- **Prompt**
Set down each record exactly as written.

- **Given data**
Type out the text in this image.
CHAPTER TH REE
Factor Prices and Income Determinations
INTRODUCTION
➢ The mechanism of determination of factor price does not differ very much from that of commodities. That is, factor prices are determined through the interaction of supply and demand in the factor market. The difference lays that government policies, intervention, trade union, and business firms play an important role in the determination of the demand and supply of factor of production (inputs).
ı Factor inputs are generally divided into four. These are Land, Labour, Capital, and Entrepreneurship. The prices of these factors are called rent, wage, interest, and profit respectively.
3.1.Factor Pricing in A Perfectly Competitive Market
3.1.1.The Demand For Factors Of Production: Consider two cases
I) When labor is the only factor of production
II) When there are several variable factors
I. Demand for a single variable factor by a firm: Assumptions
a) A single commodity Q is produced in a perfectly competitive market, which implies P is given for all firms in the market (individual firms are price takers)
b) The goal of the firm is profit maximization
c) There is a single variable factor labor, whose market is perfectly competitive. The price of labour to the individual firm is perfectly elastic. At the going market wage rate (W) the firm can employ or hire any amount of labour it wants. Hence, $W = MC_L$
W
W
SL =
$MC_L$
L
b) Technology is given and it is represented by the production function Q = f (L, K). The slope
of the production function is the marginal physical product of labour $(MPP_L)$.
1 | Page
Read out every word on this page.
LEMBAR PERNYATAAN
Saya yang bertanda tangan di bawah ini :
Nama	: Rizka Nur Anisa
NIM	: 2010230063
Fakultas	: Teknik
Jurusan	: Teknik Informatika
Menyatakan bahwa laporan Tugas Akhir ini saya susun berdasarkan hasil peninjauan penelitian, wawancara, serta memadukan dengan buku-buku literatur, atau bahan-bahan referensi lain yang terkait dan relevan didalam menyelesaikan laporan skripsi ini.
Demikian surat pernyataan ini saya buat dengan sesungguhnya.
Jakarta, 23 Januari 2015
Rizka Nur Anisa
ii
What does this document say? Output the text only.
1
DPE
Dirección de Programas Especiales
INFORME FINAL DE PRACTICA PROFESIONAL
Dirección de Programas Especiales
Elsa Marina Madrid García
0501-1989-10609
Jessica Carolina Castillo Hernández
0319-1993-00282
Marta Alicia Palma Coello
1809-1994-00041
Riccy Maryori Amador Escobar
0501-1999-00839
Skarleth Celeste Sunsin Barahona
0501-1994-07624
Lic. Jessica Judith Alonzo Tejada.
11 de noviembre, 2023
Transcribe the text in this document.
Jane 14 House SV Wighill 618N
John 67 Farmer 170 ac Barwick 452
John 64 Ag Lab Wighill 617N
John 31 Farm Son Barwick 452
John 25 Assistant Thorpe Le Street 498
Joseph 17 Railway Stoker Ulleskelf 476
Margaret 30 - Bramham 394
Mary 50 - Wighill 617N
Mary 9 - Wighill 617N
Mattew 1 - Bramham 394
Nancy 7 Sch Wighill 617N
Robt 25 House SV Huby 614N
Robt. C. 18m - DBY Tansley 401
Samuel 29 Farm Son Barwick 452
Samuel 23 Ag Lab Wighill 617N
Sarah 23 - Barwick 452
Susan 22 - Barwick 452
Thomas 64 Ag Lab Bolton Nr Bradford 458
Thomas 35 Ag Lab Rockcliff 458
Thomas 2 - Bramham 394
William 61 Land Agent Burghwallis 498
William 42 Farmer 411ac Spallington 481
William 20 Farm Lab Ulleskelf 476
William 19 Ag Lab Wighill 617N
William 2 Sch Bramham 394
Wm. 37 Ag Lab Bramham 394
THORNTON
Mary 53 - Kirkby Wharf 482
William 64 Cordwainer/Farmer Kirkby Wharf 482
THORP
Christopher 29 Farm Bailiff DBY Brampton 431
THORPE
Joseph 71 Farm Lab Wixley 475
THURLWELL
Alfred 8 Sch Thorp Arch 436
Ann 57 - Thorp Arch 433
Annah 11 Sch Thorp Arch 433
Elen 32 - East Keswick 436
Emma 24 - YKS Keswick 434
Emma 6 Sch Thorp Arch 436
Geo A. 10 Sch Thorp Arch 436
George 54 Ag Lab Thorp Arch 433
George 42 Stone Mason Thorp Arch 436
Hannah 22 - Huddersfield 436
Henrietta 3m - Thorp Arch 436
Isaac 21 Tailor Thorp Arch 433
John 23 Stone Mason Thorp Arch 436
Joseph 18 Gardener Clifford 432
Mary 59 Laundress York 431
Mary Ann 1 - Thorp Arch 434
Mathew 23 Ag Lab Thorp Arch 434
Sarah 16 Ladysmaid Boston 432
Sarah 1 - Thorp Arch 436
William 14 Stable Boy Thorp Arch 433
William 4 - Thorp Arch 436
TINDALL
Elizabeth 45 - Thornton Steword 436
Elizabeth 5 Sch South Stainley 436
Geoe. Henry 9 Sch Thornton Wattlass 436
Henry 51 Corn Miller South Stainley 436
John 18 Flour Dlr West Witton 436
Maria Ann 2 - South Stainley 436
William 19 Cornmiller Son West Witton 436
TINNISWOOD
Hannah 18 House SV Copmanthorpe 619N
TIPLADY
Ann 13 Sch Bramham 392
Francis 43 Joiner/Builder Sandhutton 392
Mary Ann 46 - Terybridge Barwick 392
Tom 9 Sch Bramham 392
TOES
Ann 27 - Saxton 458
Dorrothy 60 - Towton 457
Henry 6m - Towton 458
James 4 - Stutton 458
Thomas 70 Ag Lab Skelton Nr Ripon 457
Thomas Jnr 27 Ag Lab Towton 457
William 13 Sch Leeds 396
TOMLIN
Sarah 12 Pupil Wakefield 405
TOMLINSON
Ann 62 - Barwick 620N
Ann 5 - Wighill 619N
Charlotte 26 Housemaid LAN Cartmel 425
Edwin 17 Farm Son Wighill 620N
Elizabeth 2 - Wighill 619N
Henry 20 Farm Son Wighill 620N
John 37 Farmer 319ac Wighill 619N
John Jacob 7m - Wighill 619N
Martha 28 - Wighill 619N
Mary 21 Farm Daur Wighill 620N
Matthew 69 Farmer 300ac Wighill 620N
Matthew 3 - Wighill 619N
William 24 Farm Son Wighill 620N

- **Solution to the problem**
Type out the text in this image.
CHAPTER TH REE
Factor Prices and Income Determinations
INTRODUCTION
➢ The mechanism of determination of factor price does not differ very much from that of commodities. That is, factor prices are determined through the interaction of supply and demand in the factor market. The difference lays that government policies, intervention, trade union, and business firms play an important role in the determination of the demand and supply of factor of production (inputs).
ı Factor inputs are generally divided into four. These are Land, Labour, Capital, and Entrepreneurship. The prices of these factors are called rent, wage, interest, and profit respectively.
3.1.Factor Pricing in A Perfectly Competitive Market
3.1.1.The Demand For Factors Of Production: Consider two cases
I) When labor is the only factor of production
II) When there are several variable factors
I. Demand for a single variable factor by a firm: Assumptions
a) A single commodity Q is produced in a perfectly competitive market, which implies P is given for all firms in the market (individual firms are price takers)
b) The goal of the firm is profit maximization
c) There is a single variable factor labor, whose market is perfectly competitive. The price of labour to the individual firm is perfectly elastic. At the going market wage rate (W) the firm can employ or hire any amount of labour it wants. Hence, $W = MC_L$
W
W
SL =
$MC_L$
L
b) Technology is given and it is represented by the production function Q = f (L, K). The slope
of the production function is the marginal physical product of labour $(MPP_L)$.
1 | Page
Read out every word on this page.
LEMBAR PERNYATAAN
Saya yang bertanda tangan di bawah ini :
Nama	: Rizka Nur Anisa
NIM	: 2010230063
Fakultas	: Teknik
Jurusan	: Teknik Informatika
Menyatakan bahwa laporan Tugas Akhir ini saya susun berdasarkan hasil peninjauan penelitian, wawancara, serta memadukan dengan buku-buku literatur, atau bahan-bahan referensi lain yang terkait dan relevan didalam menyelesaikan laporan skripsi ini.
Demikian surat pernyataan ini saya buat dengan sesungguhnya.
Jakarta, 23 Januari 2015
Rizka Nur Anisa
ii
What does this document say? Output the text only.
1
DPE
Dirección de Programas Especiales
INFORME FINAL DE PRACTICA PROFESIONAL
Dirección de Programas Especiales
Elsa Marina Madrid García
0501-1989-10609
Jessica Carolina Castillo Hernández
0319-1993-00282
Marta Alicia Palma Coello
1809-1994-00041
Riccy Maryori Amador Escobar
0501-1999-00839
Skarleth Celeste Sunsin Barahona
0501-1994-07624
Lic. Jessica Judith Alonzo Tejada.
11 de noviembre, 2023
Transcribe the text in this document.
Jane 14 House SV Wighill 618N
John 67 Farmer 170 ac Barwick 452
John 64 Ag Lab Wighill 617N
John 31 Farm Son Barwick 452
John 25 Assistant Thorpe Le Street 498
Joseph 17 Railway Stoker Ulleskelf 476
Margaret 30 - Bramham 394
Mary 50 - Wighill 617N
Mary 9 - Wighill 617N
Mattew 1 - Bramham 394
Nancy 7 Sch Wighill 617N
Robt 25 House SV Huby 614N
Robt. C. 18m - DBY Tansley 401
Samuel 29 Farm Son Barwick 452
Samuel 23 Ag Lab Wighill 617N
Sarah 23 - Barwick 452
Susan 22 - Barwick 452
Thomas 64 Ag Lab Bolton Nr Bradford 458
Thomas 35 Ag Lab Rockcliff 458
Thomas 2 - Bramham 394
William 61 Land Agent Burghwallis 498
William 42 Farmer 411ac Spallington 481
William 20 Farm Lab Ulleskelf 476
William 19 Ag Lab Wighill 617N
William 2 Sch Bramham 394
Wm. 37 Ag Lab Bramham 394
THORNTON
Mary 53 - Kirkby Wharf 482
William 64 Cordwainer/Farmer Kirkby Wharf 482
THORP
Christopher 29 Farm Bailiff DBY Brampton 431
THORPE
Joseph 71 Farm Lab Wixley 475
THURLWELL
Alfred 8 Sch Thorp Arch 436
Ann 57 - Thorp Arch 433
Annah 11 Sch Thorp Arch 433
Elen 32 - East Keswick 436
Emma 24 - YKS Keswick 434
Emma 6 Sch Thorp Arch 436
Geo A. 10 Sch Thorp Arch 436
George 54 Ag Lab Thorp Arch 433
George 42 Stone Mason Thorp Arch 436
Hannah 22 - Huddersfield 436
Henrietta 3m - Thorp Arch 436
Isaac 21 Tailor Thorp Arch 433
John 23 Stone Mason Thorp Arch 436
Joseph 18 Gardener Clifford 432
Mary 59 Laundress York 431
Mary Ann 1 - Thorp Arch 434
Mathew 23 Ag Lab Thorp Arch 434
Sarah 16 Ladysmaid Boston 432
Sarah 1 - Thorp Arch 436
William 14 Stable Boy Thorp Arch 433
William 4 - Thorp Arch 436
TINDALL
Elizabeth 45 - Thornton Steword 436
Elizabeth 5 Sch South Stainley 436
Geoe. Henry 9 Sch Thornton Wattlass 436
Henry 51 Corn Miller South Stainley 436
John 18 Flour Dlr West Witton 436
Maria Ann 2 - South Stainley 436
William 19 Cornmiller Son West Witton 436
TINNISWOOD
Hannah 18 House SV Copmanthorpe 619N
TIPLADY
Ann 13 Sch Bramham 392
Francis 43 Joiner/Builder Sandhutton 392
Mary Ann 46 - Terybridge Barwick 392
Tom 9 Sch Bramham 392
TOES
Ann 27 - Saxton 458
Dorrothy 60 - Towton 457
Henry 6m - Towton 458
James 4 - Stutton 458
Thomas 70 Ag Lab Skelton Nr Ripon 457
Thomas Jnr 27 Ag Lab Towton 457
William 13 Sch Leeds 396
TOMLIN
Sarah 12 Pupil Wakefield 405
TOMLINSON
Ann 62 - Barwick 620N
Ann 5 - Wighill 619N
Charlotte 26 Housemaid LAN Cartmel 425
Edwin 17 Farm Son Wighill 620N
Elizabeth 2 - Wighill 619N
Henry 20 Farm Son Wighill 620N
John 37 Farmer 319ac Wighill 619N
John Jacob 7m - Wighill 619N
Martha 28 - Wighill 619N
Mary 21 Farm Daur Wighill 620N
Matthew 69 Farmer 300ac Wighill 620N
Matthew 3 - Wighill 619N
William 24 Farm Son Wighill 620N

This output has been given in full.